▶ **Work to be completed**
Each line containing the word "ITTC" must be collected.
Supplied records start
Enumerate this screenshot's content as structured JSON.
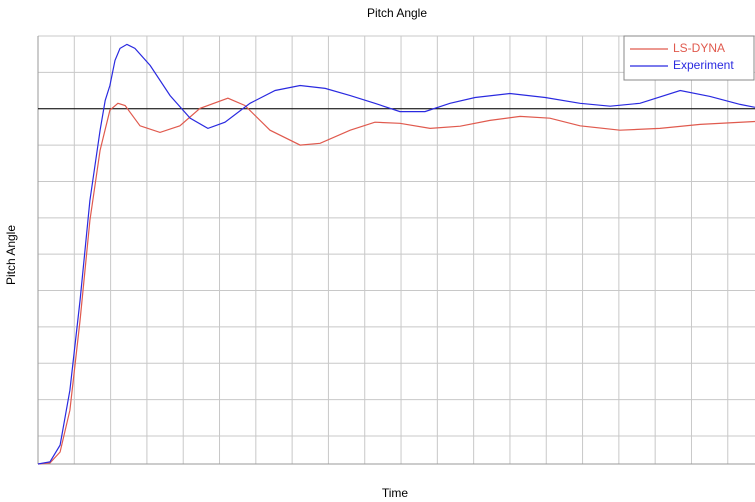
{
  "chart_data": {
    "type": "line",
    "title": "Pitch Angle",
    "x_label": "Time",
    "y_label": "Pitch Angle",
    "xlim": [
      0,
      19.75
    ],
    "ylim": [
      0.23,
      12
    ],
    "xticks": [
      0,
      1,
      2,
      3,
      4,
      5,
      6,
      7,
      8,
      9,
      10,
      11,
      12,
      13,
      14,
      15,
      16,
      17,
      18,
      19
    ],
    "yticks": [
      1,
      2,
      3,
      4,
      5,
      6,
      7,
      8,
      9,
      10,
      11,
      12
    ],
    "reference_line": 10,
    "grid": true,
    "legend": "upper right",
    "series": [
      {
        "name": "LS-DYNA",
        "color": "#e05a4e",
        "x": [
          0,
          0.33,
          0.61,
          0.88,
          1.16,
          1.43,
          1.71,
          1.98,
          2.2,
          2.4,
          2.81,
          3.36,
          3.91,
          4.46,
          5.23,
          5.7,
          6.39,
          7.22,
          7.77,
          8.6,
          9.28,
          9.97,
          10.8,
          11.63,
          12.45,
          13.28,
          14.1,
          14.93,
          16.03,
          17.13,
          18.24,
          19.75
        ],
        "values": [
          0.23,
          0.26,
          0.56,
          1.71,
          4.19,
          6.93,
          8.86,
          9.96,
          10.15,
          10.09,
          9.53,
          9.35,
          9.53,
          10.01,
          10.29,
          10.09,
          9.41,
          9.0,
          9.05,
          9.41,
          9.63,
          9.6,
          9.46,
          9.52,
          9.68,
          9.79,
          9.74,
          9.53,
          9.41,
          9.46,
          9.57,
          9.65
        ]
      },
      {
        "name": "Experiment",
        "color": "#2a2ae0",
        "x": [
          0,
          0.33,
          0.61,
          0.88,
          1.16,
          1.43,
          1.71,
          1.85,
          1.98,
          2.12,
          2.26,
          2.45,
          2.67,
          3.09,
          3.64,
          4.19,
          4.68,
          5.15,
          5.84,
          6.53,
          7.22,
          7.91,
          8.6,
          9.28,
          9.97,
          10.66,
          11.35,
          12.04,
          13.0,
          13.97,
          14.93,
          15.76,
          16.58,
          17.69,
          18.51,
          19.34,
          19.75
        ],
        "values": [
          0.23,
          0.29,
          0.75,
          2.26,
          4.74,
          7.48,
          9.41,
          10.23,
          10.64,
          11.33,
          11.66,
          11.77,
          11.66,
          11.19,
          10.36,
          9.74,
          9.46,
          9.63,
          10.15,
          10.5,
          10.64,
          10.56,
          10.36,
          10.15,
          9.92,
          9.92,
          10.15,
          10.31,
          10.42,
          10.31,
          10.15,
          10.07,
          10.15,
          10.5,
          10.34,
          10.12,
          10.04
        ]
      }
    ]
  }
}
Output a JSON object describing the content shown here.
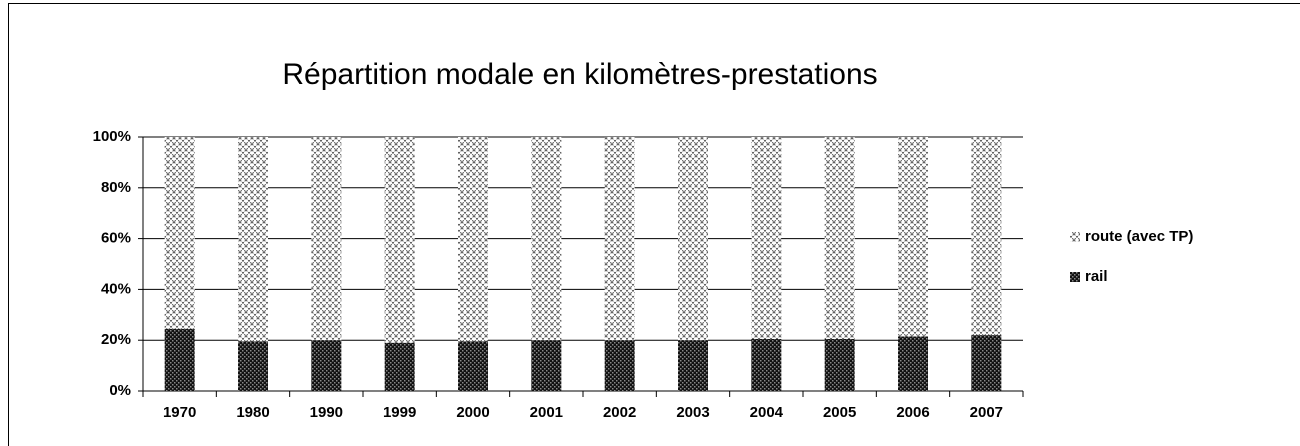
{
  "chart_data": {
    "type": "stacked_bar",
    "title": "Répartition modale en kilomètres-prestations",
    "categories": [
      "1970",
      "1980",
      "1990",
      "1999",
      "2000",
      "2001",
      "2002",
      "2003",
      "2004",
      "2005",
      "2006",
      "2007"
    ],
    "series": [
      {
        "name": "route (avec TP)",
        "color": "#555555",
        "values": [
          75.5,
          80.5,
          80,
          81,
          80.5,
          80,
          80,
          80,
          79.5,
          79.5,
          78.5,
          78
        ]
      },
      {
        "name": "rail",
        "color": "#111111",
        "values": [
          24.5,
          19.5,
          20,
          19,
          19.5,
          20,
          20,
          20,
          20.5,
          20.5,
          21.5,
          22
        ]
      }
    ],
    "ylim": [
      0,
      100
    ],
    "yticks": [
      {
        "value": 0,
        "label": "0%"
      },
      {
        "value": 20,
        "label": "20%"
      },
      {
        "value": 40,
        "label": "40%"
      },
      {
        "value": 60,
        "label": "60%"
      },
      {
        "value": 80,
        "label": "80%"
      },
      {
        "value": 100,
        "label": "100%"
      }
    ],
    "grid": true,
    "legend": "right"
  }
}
Supplied records end
Supplied records start
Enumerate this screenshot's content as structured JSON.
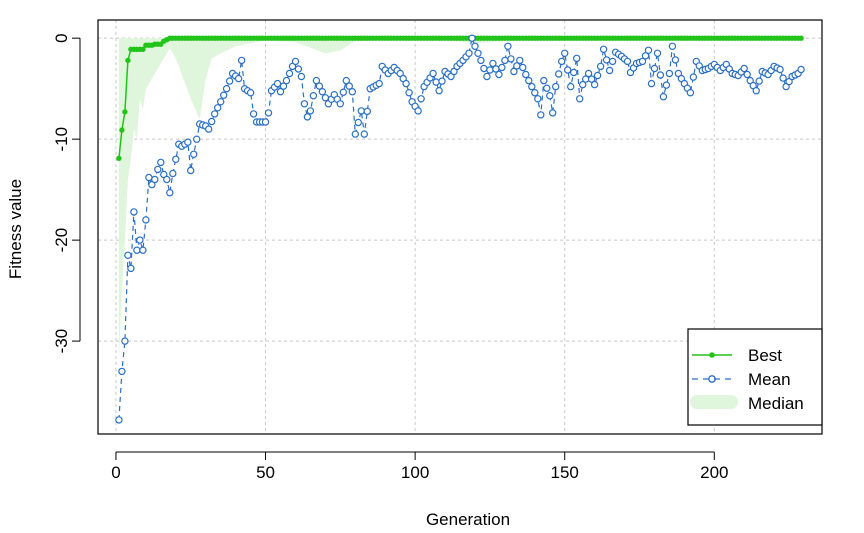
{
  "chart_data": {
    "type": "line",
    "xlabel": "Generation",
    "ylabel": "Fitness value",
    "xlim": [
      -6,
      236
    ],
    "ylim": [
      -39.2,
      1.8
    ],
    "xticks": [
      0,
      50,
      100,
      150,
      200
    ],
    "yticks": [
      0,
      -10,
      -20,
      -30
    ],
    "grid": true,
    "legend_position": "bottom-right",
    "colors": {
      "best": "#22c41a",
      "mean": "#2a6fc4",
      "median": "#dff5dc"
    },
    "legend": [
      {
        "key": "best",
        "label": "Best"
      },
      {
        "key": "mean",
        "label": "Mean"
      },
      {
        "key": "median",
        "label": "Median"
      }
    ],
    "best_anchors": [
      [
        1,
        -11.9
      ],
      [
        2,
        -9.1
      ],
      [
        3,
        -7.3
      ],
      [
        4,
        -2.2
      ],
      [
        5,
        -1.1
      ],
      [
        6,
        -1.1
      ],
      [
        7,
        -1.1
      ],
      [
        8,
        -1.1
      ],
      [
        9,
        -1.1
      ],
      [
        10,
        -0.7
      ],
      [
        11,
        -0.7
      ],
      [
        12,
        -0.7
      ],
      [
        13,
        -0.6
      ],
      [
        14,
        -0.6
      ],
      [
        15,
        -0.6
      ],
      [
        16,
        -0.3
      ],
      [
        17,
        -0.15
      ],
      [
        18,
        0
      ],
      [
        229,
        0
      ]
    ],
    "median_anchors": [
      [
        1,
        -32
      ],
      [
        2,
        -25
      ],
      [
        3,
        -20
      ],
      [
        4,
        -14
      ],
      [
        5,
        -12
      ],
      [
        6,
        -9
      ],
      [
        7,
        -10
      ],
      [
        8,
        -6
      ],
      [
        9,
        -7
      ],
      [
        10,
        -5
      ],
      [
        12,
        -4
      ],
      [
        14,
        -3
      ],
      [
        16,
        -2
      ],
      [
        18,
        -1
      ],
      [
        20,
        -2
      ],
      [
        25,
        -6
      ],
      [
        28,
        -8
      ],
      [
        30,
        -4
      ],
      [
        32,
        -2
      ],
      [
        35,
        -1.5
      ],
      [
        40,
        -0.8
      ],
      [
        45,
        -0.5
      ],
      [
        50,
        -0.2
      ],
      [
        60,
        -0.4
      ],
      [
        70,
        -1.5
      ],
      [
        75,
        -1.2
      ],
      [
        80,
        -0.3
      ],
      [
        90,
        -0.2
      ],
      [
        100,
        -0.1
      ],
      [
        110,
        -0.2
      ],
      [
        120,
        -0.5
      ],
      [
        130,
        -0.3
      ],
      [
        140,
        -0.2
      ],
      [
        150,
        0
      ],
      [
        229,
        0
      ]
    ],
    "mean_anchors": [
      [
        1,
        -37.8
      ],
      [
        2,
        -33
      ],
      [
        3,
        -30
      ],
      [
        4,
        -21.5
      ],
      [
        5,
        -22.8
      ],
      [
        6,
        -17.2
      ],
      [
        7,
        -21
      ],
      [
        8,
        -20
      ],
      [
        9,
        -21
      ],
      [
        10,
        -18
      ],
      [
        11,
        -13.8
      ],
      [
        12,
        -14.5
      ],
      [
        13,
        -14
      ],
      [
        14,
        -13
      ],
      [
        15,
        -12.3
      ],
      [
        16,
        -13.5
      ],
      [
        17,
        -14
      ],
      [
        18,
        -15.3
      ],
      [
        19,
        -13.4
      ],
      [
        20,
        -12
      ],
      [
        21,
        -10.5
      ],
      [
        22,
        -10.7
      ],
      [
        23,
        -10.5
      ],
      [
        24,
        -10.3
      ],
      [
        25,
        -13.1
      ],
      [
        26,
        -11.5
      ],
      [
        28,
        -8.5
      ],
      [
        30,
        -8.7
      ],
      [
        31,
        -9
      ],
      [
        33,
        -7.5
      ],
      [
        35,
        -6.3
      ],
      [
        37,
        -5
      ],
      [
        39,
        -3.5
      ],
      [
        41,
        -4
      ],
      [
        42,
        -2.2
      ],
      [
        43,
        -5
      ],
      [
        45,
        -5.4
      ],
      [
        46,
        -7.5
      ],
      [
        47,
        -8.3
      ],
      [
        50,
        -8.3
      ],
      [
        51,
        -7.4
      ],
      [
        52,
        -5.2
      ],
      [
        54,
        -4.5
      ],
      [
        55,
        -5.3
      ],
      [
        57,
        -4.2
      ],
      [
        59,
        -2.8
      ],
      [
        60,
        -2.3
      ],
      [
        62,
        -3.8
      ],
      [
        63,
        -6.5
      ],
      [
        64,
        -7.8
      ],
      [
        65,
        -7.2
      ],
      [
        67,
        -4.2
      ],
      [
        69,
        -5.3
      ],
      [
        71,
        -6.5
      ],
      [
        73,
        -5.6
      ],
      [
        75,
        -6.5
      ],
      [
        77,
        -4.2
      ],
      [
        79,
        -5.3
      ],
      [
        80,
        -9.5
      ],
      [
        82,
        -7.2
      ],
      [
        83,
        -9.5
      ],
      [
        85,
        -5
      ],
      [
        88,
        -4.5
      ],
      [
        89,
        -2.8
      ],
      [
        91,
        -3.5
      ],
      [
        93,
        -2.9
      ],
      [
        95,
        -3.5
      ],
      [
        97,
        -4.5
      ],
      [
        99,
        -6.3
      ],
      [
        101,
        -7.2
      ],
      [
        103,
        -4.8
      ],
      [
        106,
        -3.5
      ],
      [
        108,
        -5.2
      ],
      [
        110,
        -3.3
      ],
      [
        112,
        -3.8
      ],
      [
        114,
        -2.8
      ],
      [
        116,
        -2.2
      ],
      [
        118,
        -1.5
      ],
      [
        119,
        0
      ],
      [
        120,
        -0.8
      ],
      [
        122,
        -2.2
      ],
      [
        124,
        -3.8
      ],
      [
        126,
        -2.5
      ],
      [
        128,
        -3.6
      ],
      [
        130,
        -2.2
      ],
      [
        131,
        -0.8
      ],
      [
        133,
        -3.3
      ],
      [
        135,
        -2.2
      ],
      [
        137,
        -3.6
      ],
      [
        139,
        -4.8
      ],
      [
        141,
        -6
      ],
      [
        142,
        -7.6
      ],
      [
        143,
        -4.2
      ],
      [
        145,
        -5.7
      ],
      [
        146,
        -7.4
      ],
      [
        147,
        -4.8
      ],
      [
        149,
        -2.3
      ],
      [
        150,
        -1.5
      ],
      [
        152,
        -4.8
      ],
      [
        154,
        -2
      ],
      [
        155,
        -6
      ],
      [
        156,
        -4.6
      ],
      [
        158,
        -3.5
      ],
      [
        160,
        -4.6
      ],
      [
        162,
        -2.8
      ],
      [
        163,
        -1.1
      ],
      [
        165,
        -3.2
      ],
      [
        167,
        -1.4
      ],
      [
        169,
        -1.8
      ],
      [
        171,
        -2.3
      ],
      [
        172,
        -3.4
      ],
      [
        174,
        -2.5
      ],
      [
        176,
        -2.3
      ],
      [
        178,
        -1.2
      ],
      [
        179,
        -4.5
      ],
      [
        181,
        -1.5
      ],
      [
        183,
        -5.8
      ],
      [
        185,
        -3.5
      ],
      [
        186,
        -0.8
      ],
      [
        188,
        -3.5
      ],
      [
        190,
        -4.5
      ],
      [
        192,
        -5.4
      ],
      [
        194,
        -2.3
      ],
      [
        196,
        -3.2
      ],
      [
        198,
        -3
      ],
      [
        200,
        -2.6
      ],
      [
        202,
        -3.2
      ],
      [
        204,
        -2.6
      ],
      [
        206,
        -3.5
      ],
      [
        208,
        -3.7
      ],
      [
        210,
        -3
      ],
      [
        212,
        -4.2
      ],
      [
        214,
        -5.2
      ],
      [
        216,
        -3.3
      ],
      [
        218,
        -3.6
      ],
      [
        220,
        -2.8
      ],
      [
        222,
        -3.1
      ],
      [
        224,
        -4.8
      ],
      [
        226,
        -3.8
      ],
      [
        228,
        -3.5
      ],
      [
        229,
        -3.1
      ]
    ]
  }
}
Supplied records end
Supplied records start
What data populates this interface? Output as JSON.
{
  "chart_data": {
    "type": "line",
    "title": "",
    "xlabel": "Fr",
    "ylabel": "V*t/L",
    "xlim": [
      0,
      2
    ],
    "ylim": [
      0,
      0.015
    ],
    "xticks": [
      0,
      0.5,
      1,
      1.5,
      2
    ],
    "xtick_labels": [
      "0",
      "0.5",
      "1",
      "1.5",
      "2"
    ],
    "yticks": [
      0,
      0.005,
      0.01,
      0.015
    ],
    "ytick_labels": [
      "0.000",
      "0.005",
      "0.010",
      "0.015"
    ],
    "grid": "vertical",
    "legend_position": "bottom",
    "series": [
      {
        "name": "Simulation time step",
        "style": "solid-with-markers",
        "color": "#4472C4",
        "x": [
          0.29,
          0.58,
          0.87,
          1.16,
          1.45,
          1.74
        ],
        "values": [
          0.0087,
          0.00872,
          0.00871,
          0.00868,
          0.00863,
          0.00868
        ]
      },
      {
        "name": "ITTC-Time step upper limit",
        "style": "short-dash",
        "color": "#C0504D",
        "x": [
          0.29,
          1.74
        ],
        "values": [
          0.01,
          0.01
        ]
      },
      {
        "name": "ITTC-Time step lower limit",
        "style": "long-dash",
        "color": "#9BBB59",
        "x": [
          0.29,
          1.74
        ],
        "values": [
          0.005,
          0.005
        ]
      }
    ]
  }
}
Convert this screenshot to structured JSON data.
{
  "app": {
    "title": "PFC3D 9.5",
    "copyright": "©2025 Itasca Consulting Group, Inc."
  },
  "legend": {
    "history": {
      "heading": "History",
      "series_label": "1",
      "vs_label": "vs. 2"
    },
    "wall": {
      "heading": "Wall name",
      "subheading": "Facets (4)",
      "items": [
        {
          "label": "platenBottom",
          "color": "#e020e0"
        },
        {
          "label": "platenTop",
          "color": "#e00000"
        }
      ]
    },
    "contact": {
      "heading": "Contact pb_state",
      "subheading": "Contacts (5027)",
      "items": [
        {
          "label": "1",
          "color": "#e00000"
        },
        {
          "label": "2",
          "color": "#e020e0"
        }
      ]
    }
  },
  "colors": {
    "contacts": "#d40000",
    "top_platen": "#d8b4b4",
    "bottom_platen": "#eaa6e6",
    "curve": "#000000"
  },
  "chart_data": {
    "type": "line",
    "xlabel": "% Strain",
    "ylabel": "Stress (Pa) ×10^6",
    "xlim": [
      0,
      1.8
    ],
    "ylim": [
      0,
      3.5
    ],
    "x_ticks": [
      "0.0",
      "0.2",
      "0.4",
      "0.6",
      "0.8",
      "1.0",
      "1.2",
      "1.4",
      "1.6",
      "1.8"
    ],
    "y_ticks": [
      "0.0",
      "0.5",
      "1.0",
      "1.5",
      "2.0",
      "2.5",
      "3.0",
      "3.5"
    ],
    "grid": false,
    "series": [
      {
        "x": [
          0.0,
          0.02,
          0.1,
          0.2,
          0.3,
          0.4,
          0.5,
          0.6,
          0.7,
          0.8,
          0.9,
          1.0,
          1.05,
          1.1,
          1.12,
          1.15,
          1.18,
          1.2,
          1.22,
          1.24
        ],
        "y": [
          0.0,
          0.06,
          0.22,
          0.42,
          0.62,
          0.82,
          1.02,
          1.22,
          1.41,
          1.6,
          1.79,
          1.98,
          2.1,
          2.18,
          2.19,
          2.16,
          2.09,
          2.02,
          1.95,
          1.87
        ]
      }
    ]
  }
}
Supplied records end
▶ **Exercise result**
        "name": "ITTC-Time step upper limit",
        "name": "ITTC-Time step lower limit",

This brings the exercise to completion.